## PROBLEM DESCRIPTION
From the entries below, copy out every line with "xlabel" in it.

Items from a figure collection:
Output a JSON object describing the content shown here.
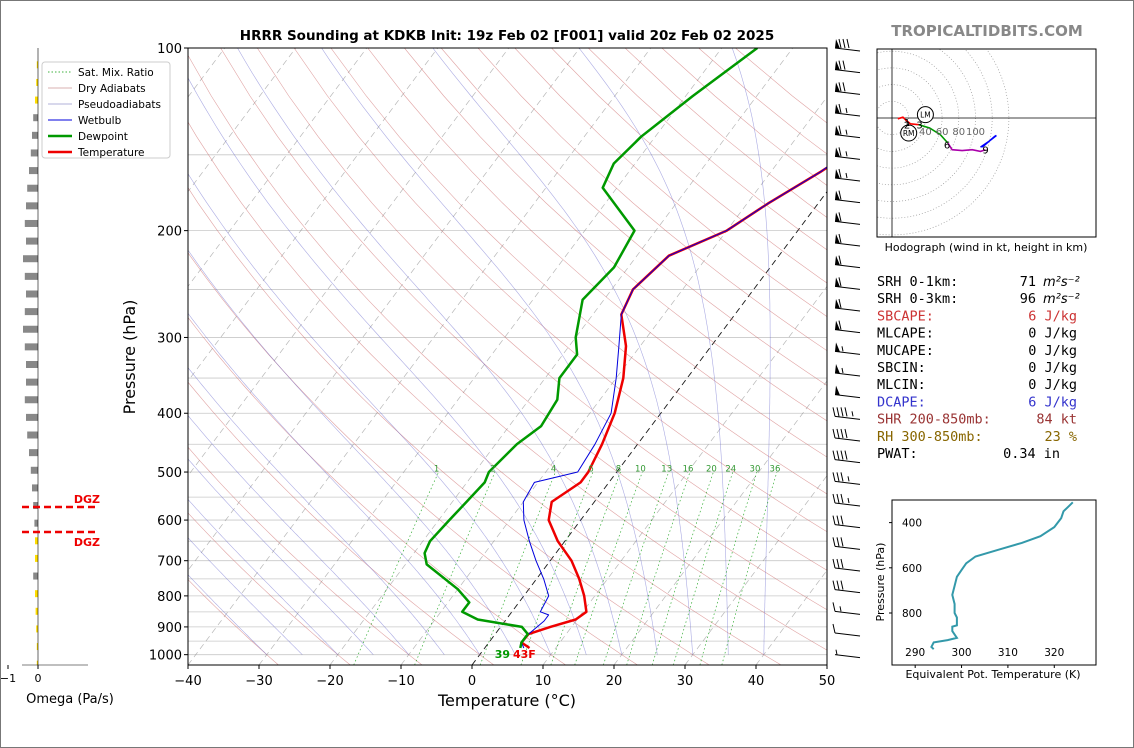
{
  "title": "HRRR Sounding at KDKB Init: 19z Feb 02 [F001] valid 20z Feb 02 2025",
  "brand": "TROPICALTIDBITS.COM",
  "chart_data": [
    {
      "type": "line",
      "name": "skew-t",
      "xlabel": "Temperature (°C)",
      "ylabel": "Pressure (hPa)",
      "xlim": [
        -40,
        50
      ],
      "ylim": [
        1040,
        100
      ],
      "y_scale": "log",
      "x_ticks": [
        "−40",
        "−30",
        "−20",
        "−10",
        "0",
        "10",
        "20",
        "30",
        "40",
        "50"
      ],
      "y_ticks": [
        "100",
        "200",
        "300",
        "400",
        "500",
        "600",
        "700",
        "800",
        "900",
        "1000"
      ],
      "mixing_ratio_labels": [
        "1",
        "2",
        "4",
        "6",
        "8",
        "10",
        "13",
        "16",
        "20",
        "24",
        "30",
        "36"
      ],
      "legend_position": "top-left",
      "legend": [
        "Sat. Mix. Ratio",
        "Dry Adiabats",
        "Pseudoadiabats",
        "Wetbulb",
        "Dewpoint",
        "Temperature"
      ],
      "surface_labels": {
        "dewpoint": "39",
        "temperature": "43F"
      },
      "series": [
        {
          "name": "Temperature",
          "color": "#ee0000",
          "points": [
            [
              6.3,
              975
            ],
            [
              4.6,
              955
            ],
            [
              4.7,
              925
            ],
            [
              7.0,
              900
            ],
            [
              9.8,
              875
            ],
            [
              10.5,
              850
            ],
            [
              8.5,
              800
            ],
            [
              6,
              750
            ],
            [
              3,
              700
            ],
            [
              -1,
              650
            ],
            [
              -4.5,
              600
            ],
            [
              -6,
              560
            ],
            [
              -4,
              520
            ],
            [
              -4,
              500
            ],
            [
              -5,
              450
            ],
            [
              -6.5,
              400
            ],
            [
              -9,
              350
            ],
            [
              -12,
              310
            ],
            [
              -16,
              275
            ],
            [
              -17,
              250
            ],
            [
              -15.5,
              220
            ],
            [
              -10,
              200
            ],
            [
              -7,
              180
            ],
            [
              -3,
              160
            ],
            [
              1,
              140
            ],
            [
              4,
              125
            ],
            [
              5.5,
              115
            ],
            [
              6.5,
              100
            ]
          ]
        },
        {
          "name": "Wetbulb",
          "color": "#0000dd",
          "points": [
            [
              5.5,
              975
            ],
            [
              4.6,
              955
            ],
            [
              4.7,
              925
            ],
            [
              5.5,
              880
            ],
            [
              5.5,
              860
            ],
            [
              4,
              850
            ],
            [
              3.5,
              800
            ],
            [
              1,
              750
            ],
            [
              -2,
              700
            ],
            [
              -5,
              650
            ],
            [
              -8,
              600
            ],
            [
              -10,
              560
            ],
            [
              -10.5,
              520
            ],
            [
              -5.5,
              500
            ],
            [
              -6,
              450
            ],
            [
              -7,
              400
            ],
            [
              -10,
              350
            ],
            [
              -13,
              310
            ],
            [
              -16,
              275
            ],
            [
              -17,
              250
            ],
            [
              -15.5,
              220
            ],
            [
              -10,
              200
            ],
            [
              -7,
              180
            ],
            [
              -3,
              160
            ],
            [
              0,
              140
            ],
            [
              3,
              125
            ],
            [
              4,
              115
            ],
            [
              6,
              100
            ]
          ]
        },
        {
          "name": "Dewpoint",
          "color": "#009900",
          "points": [
            [
              5,
              975
            ],
            [
              4.6,
              955
            ],
            [
              4.6,
              925
            ],
            [
              3,
              900
            ],
            [
              -4,
              875
            ],
            [
              -7,
              850
            ],
            [
              -7,
              820
            ],
            [
              -10,
              780
            ],
            [
              -17,
              710
            ],
            [
              -18.5,
              680
            ],
            [
              -19,
              650
            ],
            [
              -18.5,
              600
            ],
            [
              -18,
              560
            ],
            [
              -17.5,
              520
            ],
            [
              -18,
              500
            ],
            [
              -17,
              450
            ],
            [
              -15.5,
              420
            ],
            [
              -16,
              380
            ],
            [
              -18,
              350
            ],
            [
              -18,
              320
            ],
            [
              -20,
              300
            ],
            [
              -23,
              260
            ],
            [
              -22,
              230
            ],
            [
              -23,
              200
            ],
            [
              -32,
              170
            ],
            [
              -33,
              155
            ],
            [
              -32,
              140
            ],
            [
              -29,
              120
            ],
            [
              -25,
              100
            ]
          ]
        }
      ],
      "wind_barbs_kt": [
        80,
        70,
        70,
        65,
        65,
        65,
        65,
        60,
        60,
        60,
        60,
        60,
        60,
        60,
        55,
        55,
        50,
        45,
        40,
        40,
        35,
        35,
        30,
        30,
        30,
        30,
        15,
        10,
        5
      ]
    },
    {
      "type": "line",
      "name": "hodograph",
      "caption": "Hodograph (wind in kt, height in km)",
      "ring_labels": [
        "20",
        "40",
        "60",
        "80",
        "100"
      ],
      "markers": [
        {
          "label": "LM",
          "x": 40,
          "y": 4
        },
        {
          "label": "RM",
          "x": 20,
          "y": -18
        }
      ],
      "height_labels": [
        {
          "label": "1",
          "x": 18,
          "y": -5
        },
        {
          "label": "2",
          "x": 18,
          "y": -8
        },
        {
          "label": "3",
          "x": 33,
          "y": -8
        },
        {
          "label": "6",
          "x": 66,
          "y": -32
        },
        {
          "label": "9",
          "x": 112,
          "y": -38
        }
      ],
      "series": [
        {
          "name": "0-1 km",
          "color": "#ff0000",
          "points": [
            [
              7,
              -1
            ],
            [
              13,
              1
            ],
            [
              16,
              -2
            ]
          ]
        },
        {
          "name": "1-3 km",
          "color": "#ff0000",
          "points": [
            [
              16,
              -2
            ],
            [
              22,
              -7
            ],
            [
              32,
              -8
            ]
          ]
        },
        {
          "name": "3-6 km",
          "color": "#009900",
          "points": [
            [
              32,
              -8
            ],
            [
              45,
              -12
            ],
            [
              58,
              -20
            ],
            [
              67,
              -30
            ]
          ]
        },
        {
          "name": "6-9 km",
          "color": "#aa00aa",
          "points": [
            [
              67,
              -30
            ],
            [
              72,
              -38
            ],
            [
              84,
              -39
            ],
            [
              96,
              -38
            ],
            [
              106,
              -40
            ],
            [
              112,
              -38
            ]
          ]
        },
        {
          "name": "9-12 km",
          "color": "#0000ff",
          "points": [
            [
              108,
              -35
            ],
            [
              123,
              -22
            ],
            [
              125,
              -21
            ],
            [
              116,
              -28
            ],
            [
              106,
              -35
            ]
          ]
        }
      ]
    },
    {
      "type": "line",
      "name": "theta-e",
      "xlabel": "Equivalent Pot. Temperature (K)",
      "ylabel": "Pressure (hPa)",
      "x_ticks": [
        "290",
        "300",
        "310",
        "320"
      ],
      "y_ticks": [
        "400",
        "600",
        "800"
      ],
      "xlim": [
        285,
        329
      ],
      "ylim": [
        1030,
        300
      ],
      "series": [
        {
          "name": "theta-e",
          "color": "#3399aa",
          "points": [
            [
              294,
              960
            ],
            [
              293.5,
              950
            ],
            [
              294,
              930
            ],
            [
              297,
              920
            ],
            [
              299,
              910
            ],
            [
              298,
              880
            ],
            [
              298,
              860
            ],
            [
              299,
              855
            ],
            [
              299,
              820
            ],
            [
              298.5,
              800
            ],
            [
              298.5,
              760
            ],
            [
              298,
              720
            ],
            [
              298.5,
              680
            ],
            [
              299,
              640
            ],
            [
              300,
              610
            ],
            [
              301,
              580
            ],
            [
              303,
              550
            ],
            [
              308,
              520
            ],
            [
              313,
              490
            ],
            [
              317,
              460
            ],
            [
              320,
              420
            ],
            [
              321.5,
              380
            ],
            [
              322,
              350
            ],
            [
              323,
              330
            ],
            [
              324,
              310
            ]
          ]
        }
      ]
    },
    {
      "type": "bar",
      "name": "omega",
      "xlabel": "Omega (Pa/s)",
      "x_ticks": [
        "0",
        "−1",
        "−2"
      ],
      "dgz_label": "DGZ",
      "values": [
        0.02,
        0.03,
        0.05,
        0.08,
        0.1,
        0.12,
        0.15,
        0.18,
        0.2,
        0.22,
        0.2,
        0.25,
        0.22,
        0.2,
        0.22,
        0.25,
        0.22,
        0.2,
        0.2,
        0.22,
        0.2,
        0.18,
        0.15,
        0.12,
        0.1,
        0.08,
        0.06,
        0.05,
        0.05,
        0.08,
        0.05,
        0.04,
        0.03,
        0.02,
        0.02
      ]
    }
  ],
  "indices": [
    {
      "label": "SRH 0-1km:",
      "value": "71",
      "unit": "m²s⁻²",
      "color": "#000000"
    },
    {
      "label": "SRH 0-3km:",
      "value": "96",
      "unit": "m²s⁻²",
      "color": "#000000"
    },
    {
      "label": "SBCAPE:",
      "value": "6 J/kg",
      "unit": "",
      "color": "#cc3333"
    },
    {
      "label": "MLCAPE:",
      "value": "0 J/kg",
      "unit": "",
      "color": "#000000"
    },
    {
      "label": "MUCAPE:",
      "value": "0 J/kg",
      "unit": "",
      "color": "#000000"
    },
    {
      "label": "SBCIN:",
      "value": "0 J/kg",
      "unit": "",
      "color": "#000000"
    },
    {
      "label": "MLCIN:",
      "value": "0 J/kg",
      "unit": "",
      "color": "#000000"
    },
    {
      "label": "DCAPE:",
      "value": "6 J/kg",
      "unit": "",
      "color": "#3333cc"
    },
    {
      "label": "SHR 200-850mb:",
      "value": "84 kt",
      "unit": "",
      "color": "#993333"
    },
    {
      "label": "RH 300-850mb:",
      "value": "23 %",
      "unit": "",
      "color": "#886600"
    },
    {
      "label": "PWAT:",
      "value": "0.34 in",
      "unit": "",
      "color": "#000000"
    }
  ]
}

## TASK RESPONSE
      "xlabel": "Temperature (°C)",
      "xlabel": "Equivalent Pot. Temperature (K)",
      "xlabel": "Omega (Pa/s)",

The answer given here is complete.